(RECORDED INFORMATION)

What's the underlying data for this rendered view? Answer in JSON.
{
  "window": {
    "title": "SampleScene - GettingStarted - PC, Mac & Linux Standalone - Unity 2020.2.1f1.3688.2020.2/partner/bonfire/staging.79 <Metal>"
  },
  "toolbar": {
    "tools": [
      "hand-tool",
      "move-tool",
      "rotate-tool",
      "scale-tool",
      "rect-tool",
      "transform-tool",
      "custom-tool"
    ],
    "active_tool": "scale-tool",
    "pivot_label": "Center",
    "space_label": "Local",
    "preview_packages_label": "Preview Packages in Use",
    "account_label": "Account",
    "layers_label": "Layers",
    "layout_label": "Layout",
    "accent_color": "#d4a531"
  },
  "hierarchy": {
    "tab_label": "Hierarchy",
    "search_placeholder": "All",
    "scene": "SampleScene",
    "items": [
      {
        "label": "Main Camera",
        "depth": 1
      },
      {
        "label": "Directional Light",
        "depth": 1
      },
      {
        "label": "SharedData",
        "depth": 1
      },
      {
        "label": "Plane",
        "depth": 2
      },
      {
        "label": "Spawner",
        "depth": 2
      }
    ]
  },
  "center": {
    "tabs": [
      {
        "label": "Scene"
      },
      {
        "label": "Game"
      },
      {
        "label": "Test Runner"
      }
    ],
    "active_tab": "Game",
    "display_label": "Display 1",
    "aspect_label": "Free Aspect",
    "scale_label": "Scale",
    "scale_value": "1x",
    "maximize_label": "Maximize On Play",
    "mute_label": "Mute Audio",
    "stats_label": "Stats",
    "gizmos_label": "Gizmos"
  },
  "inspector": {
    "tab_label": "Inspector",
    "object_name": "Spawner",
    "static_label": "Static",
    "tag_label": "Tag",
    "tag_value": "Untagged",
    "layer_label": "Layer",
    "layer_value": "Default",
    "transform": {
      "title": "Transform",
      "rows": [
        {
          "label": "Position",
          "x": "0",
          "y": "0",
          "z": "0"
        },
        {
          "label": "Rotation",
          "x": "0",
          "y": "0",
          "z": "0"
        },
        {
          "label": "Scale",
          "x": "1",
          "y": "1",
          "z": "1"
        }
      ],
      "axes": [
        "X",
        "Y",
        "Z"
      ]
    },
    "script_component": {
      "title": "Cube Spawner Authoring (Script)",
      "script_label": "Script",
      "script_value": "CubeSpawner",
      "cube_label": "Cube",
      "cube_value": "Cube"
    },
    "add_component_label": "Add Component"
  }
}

(WHAT TO WORK ON)
Pick out, from the lines above, every one that contains the string "title".

(WRITTEN ANSWER)
    "title": "SampleScene - GettingStarted - PC, Mac & Linux Standalone - Unity 2020.2.1f1.3688.2020.2/partner/bonfire/staging.79 <Metal>"
      "title": "Transform",
      "title": "Cube Spawner Authoring (Script)",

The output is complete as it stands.